> [What you will do]: In the copy, keep every record exact and leave out all images.
:: Dataset rows ::
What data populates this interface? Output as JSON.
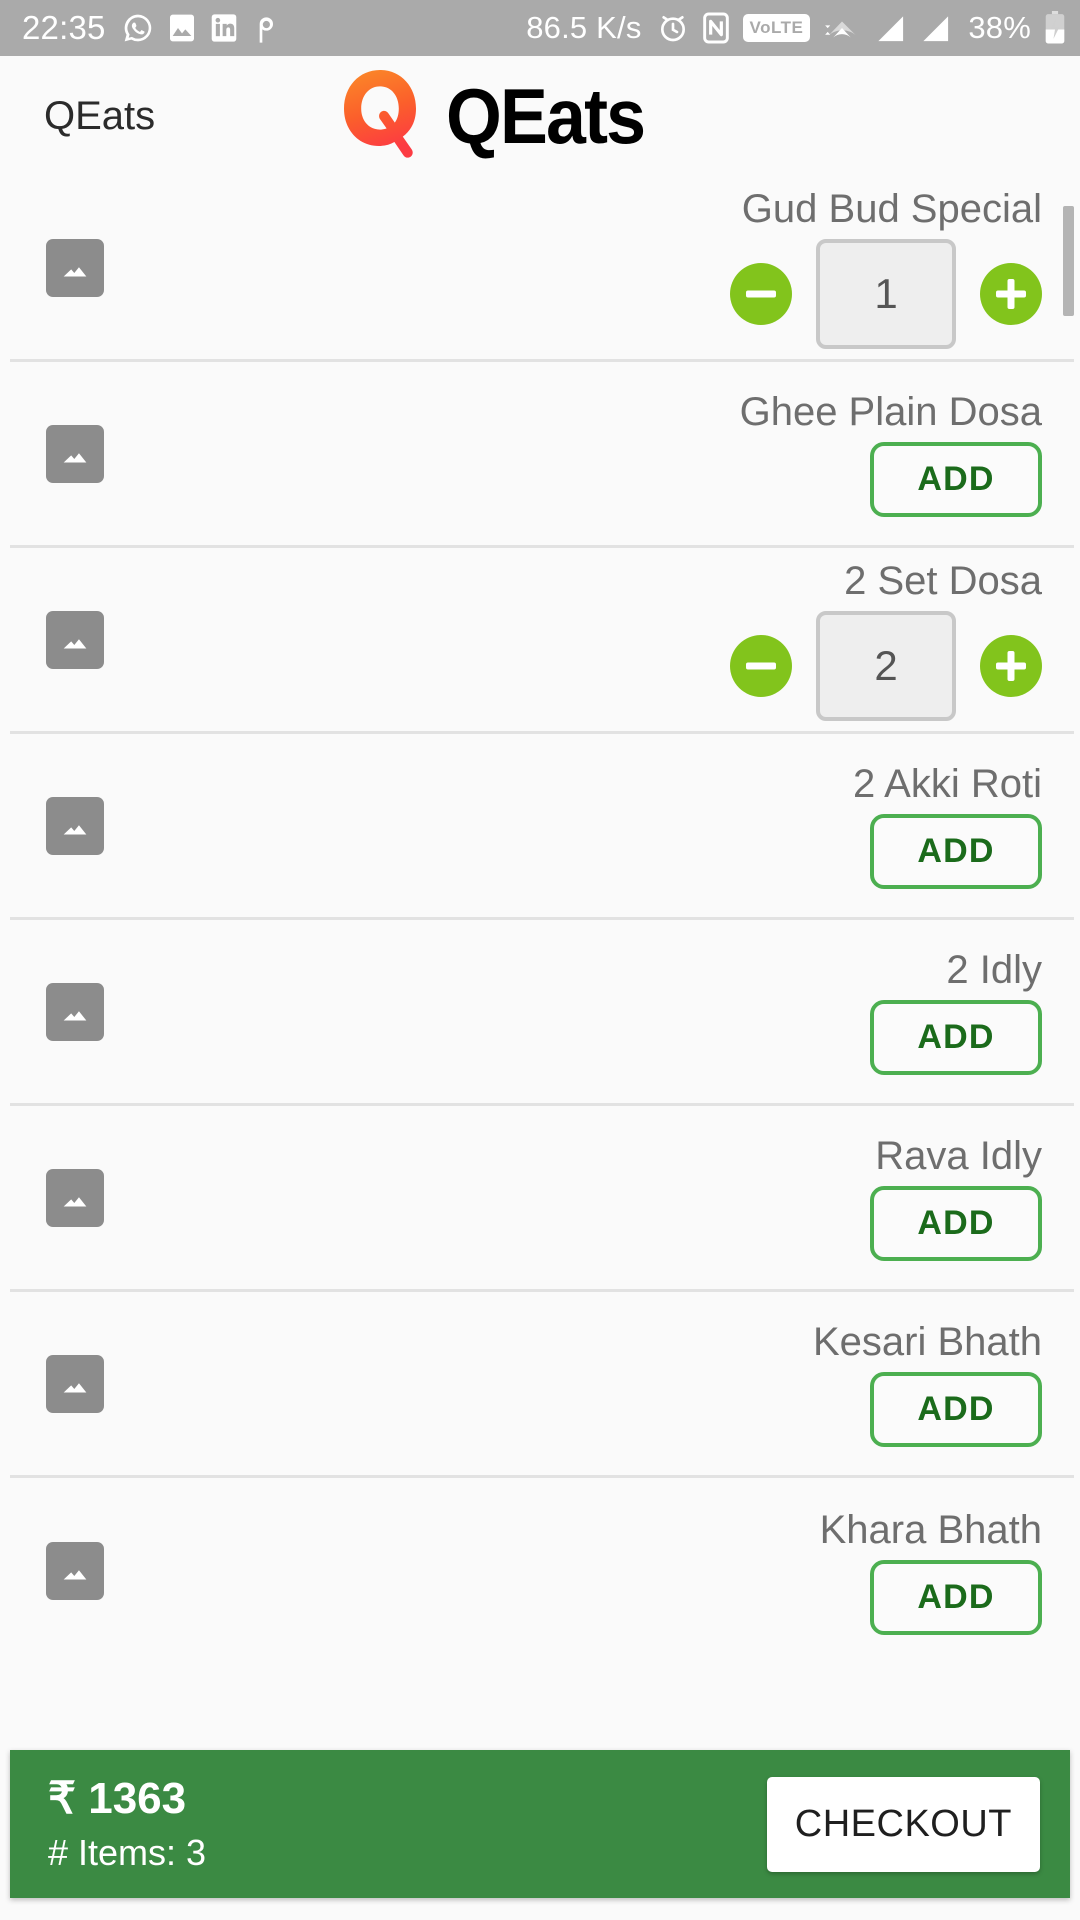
{
  "status_bar": {
    "time": "22:35",
    "network_speed": "86.5 K/s",
    "volte_label": "VoLTE",
    "battery_percent": "38%",
    "left_icons": [
      "whatsapp-icon",
      "gallery-icon",
      "linkedin-icon",
      "pinterest-icon"
    ],
    "right_icons": [
      "alarm-icon",
      "nfc-icon",
      "volte-icon",
      "wifi-icon",
      "signal-icon-1",
      "signal-icon-2",
      "battery-charging-icon"
    ],
    "background_color": "#aaaaaa"
  },
  "app_bar": {
    "title": "QEats",
    "logo_mark": "Q",
    "logo_word": "QEats",
    "logo_gradient_start": "#f98125",
    "logo_gradient_end": "#fc3d3d"
  },
  "menu": {
    "items": [
      {
        "name": "Gud Bud Special",
        "control": "stepper",
        "quantity": "1",
        "thumb": "image-placeholder-icon"
      },
      {
        "name": "Ghee Plain Dosa",
        "control": "add",
        "add_label": "ADD",
        "thumb": "image-placeholder-icon"
      },
      {
        "name": "2 Set Dosa",
        "control": "stepper",
        "quantity": "2",
        "thumb": "image-placeholder-icon"
      },
      {
        "name": "2 Akki Roti",
        "control": "add",
        "add_label": "ADD",
        "thumb": "image-placeholder-icon"
      },
      {
        "name": "2 Idly",
        "control": "add",
        "add_label": "ADD",
        "thumb": "image-placeholder-icon"
      },
      {
        "name": "Rava Idly",
        "control": "add",
        "add_label": "ADD",
        "thumb": "image-placeholder-icon"
      },
      {
        "name": "Kesari Bhath",
        "control": "add",
        "add_label": "ADD",
        "thumb": "image-placeholder-icon"
      },
      {
        "name": "Khara Bhath",
        "control": "add",
        "add_label": "ADD",
        "thumb": "image-placeholder-icon"
      }
    ],
    "add_button_border_color": "#4caf50",
    "add_button_text_color": "#1b6b1b",
    "stepper_button_color": "#82c41c"
  },
  "checkout": {
    "total": "₹ 1363",
    "items_label": "# Items: 3",
    "button_label": "CHECKOUT",
    "bar_color": "#3b8a43"
  }
}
:::
> [The solution]:
What data populates this interface? Output as JSON.
{
  "status_bar": {
    "time": "22:35",
    "network_speed": "86.5 K/s",
    "volte_label": "VoLTE",
    "battery_percent": "38%",
    "left_icons": [
      "whatsapp-icon",
      "gallery-icon",
      "linkedin-icon",
      "pinterest-icon"
    ],
    "right_icons": [
      "alarm-icon",
      "nfc-icon",
      "volte-icon",
      "wifi-icon",
      "signal-icon-1",
      "signal-icon-2",
      "battery-charging-icon"
    ],
    "background_color": "#aaaaaa"
  },
  "app_bar": {
    "title": "QEats",
    "logo_mark": "Q",
    "logo_word": "QEats",
    "logo_gradient_start": "#f98125",
    "logo_gradient_end": "#fc3d3d"
  },
  "menu": {
    "items": [
      {
        "name": "Gud Bud Special",
        "control": "stepper",
        "quantity": "1",
        "thumb": "image-placeholder-icon"
      },
      {
        "name": "Ghee Plain Dosa",
        "control": "add",
        "add_label": "ADD",
        "thumb": "image-placeholder-icon"
      },
      {
        "name": "2 Set Dosa",
        "control": "stepper",
        "quantity": "2",
        "thumb": "image-placeholder-icon"
      },
      {
        "name": "2 Akki Roti",
        "control": "add",
        "add_label": "ADD",
        "thumb": "image-placeholder-icon"
      },
      {
        "name": "2 Idly",
        "control": "add",
        "add_label": "ADD",
        "thumb": "image-placeholder-icon"
      },
      {
        "name": "Rava Idly",
        "control": "add",
        "add_label": "ADD",
        "thumb": "image-placeholder-icon"
      },
      {
        "name": "Kesari Bhath",
        "control": "add",
        "add_label": "ADD",
        "thumb": "image-placeholder-icon"
      },
      {
        "name": "Khara Bhath",
        "control": "add",
        "add_label": "ADD",
        "thumb": "image-placeholder-icon"
      }
    ],
    "add_button_border_color": "#4caf50",
    "add_button_text_color": "#1b6b1b",
    "stepper_button_color": "#82c41c"
  },
  "checkout": {
    "total": "₹ 1363",
    "items_label": "# Items: 3",
    "button_label": "CHECKOUT",
    "bar_color": "#3b8a43"
  }
}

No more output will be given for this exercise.